Short problem: Read through the data and report every line in which the word "JSON" occurs.

Provided data:
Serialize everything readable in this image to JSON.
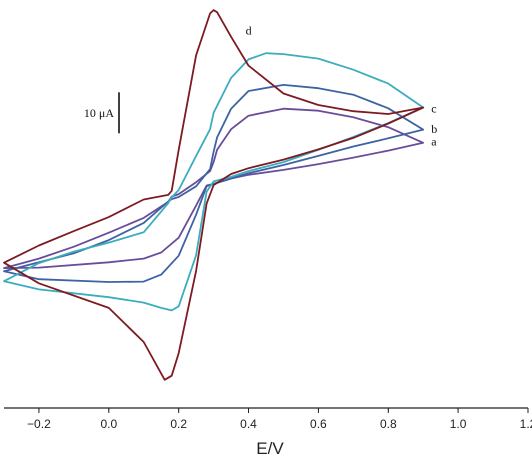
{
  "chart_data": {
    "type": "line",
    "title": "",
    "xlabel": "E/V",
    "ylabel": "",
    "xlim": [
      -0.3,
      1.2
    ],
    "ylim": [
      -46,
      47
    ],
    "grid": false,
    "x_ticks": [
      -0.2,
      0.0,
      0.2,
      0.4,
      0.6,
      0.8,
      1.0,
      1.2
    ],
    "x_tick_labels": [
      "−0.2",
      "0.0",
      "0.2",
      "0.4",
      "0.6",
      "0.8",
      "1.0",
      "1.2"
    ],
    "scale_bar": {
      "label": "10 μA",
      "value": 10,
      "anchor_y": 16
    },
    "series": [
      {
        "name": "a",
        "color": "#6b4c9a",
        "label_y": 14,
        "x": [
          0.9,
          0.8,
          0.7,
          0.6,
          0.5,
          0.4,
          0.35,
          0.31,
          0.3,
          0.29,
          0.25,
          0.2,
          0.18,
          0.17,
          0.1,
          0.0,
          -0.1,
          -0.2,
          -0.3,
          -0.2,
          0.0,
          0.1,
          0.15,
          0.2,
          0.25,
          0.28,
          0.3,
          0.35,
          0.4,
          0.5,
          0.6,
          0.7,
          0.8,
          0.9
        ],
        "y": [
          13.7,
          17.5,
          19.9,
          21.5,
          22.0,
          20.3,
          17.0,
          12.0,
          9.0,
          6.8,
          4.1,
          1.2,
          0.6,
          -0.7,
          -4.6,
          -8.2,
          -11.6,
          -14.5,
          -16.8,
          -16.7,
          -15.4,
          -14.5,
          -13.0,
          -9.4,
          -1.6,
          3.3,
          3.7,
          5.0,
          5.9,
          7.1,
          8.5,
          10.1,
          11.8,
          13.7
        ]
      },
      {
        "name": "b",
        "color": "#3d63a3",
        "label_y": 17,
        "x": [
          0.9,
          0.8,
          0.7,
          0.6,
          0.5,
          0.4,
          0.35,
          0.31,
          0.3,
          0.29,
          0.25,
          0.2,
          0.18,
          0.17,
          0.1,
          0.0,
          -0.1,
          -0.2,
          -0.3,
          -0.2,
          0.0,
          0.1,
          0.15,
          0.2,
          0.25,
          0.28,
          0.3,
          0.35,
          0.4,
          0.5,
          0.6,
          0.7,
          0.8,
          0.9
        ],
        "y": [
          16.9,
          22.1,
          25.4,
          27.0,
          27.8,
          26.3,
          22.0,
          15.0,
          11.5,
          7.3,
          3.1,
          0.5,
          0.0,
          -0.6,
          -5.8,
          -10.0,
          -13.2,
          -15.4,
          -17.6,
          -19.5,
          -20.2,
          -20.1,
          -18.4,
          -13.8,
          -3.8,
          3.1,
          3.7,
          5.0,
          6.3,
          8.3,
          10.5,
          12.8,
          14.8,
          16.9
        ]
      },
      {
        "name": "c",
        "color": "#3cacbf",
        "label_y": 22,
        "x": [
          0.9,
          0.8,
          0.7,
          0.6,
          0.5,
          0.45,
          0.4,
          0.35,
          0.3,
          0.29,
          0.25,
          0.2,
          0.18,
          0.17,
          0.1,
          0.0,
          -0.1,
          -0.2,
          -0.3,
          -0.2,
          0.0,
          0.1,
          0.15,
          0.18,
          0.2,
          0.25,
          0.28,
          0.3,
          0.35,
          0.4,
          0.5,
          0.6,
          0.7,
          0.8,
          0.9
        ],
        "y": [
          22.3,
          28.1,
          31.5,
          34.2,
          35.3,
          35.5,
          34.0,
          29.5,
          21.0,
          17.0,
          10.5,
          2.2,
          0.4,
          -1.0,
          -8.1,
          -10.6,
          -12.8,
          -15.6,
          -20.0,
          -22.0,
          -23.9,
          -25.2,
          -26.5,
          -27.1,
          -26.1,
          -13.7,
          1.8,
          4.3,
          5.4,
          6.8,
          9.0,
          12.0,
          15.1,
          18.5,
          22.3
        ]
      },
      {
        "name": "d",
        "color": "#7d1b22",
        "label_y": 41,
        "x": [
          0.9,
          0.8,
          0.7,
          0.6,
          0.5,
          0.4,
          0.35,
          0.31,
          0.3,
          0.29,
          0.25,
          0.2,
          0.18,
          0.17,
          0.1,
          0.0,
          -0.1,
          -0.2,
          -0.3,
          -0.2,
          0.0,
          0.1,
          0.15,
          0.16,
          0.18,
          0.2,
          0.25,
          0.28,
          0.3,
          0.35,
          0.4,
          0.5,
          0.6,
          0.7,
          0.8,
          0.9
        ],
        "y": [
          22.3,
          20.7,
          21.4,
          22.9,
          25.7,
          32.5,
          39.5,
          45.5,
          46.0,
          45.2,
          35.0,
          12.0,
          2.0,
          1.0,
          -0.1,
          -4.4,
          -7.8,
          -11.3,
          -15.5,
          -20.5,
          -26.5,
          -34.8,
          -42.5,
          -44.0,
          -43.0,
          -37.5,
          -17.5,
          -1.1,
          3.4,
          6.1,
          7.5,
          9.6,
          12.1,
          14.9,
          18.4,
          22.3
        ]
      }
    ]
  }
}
--
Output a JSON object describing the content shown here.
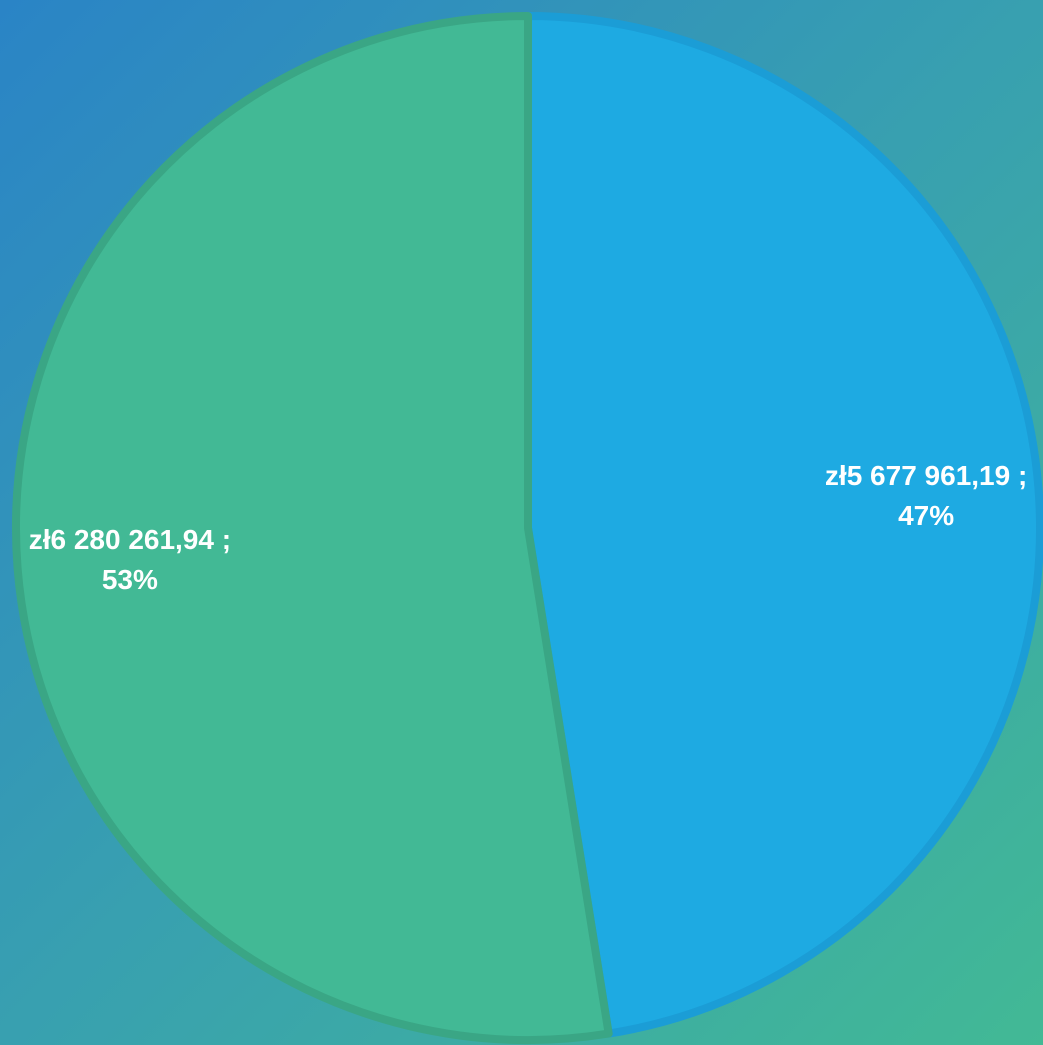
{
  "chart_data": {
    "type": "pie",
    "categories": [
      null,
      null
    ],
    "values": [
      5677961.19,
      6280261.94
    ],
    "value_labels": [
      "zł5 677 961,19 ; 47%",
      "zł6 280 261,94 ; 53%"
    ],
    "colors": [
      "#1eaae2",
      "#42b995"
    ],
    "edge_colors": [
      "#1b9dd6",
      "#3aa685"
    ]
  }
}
* * *
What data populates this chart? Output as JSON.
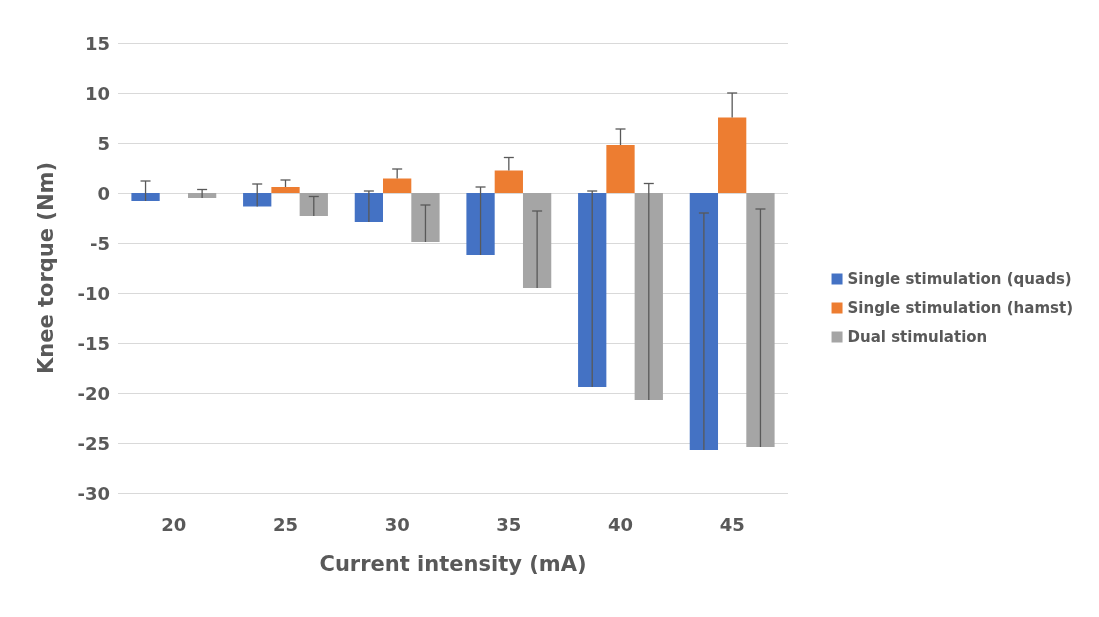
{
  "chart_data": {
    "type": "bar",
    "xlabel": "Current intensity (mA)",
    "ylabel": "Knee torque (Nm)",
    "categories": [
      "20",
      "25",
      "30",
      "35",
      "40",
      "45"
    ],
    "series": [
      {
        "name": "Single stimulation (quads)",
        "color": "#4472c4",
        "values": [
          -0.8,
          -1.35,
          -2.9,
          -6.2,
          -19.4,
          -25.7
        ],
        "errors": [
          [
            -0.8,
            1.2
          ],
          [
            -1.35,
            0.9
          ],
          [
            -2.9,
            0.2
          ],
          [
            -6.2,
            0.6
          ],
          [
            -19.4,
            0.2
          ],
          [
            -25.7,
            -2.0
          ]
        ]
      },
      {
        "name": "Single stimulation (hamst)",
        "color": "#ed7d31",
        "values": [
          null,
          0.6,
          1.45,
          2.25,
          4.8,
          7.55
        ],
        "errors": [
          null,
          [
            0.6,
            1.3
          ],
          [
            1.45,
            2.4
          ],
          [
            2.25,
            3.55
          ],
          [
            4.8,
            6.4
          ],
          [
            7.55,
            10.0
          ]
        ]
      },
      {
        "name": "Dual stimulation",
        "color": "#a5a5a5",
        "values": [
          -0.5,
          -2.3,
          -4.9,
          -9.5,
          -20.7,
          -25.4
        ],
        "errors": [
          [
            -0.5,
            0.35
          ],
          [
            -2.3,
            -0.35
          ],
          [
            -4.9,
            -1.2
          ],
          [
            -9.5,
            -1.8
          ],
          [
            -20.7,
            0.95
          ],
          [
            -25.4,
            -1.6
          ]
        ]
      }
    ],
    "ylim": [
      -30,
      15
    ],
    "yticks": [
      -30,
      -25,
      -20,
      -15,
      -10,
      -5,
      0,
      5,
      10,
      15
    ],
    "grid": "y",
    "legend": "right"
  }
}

Exercise solution:
Serialize everything readable in this image to JSON.
Output a JSON object describing the content shown here.
What data populates this chart? Output as JSON.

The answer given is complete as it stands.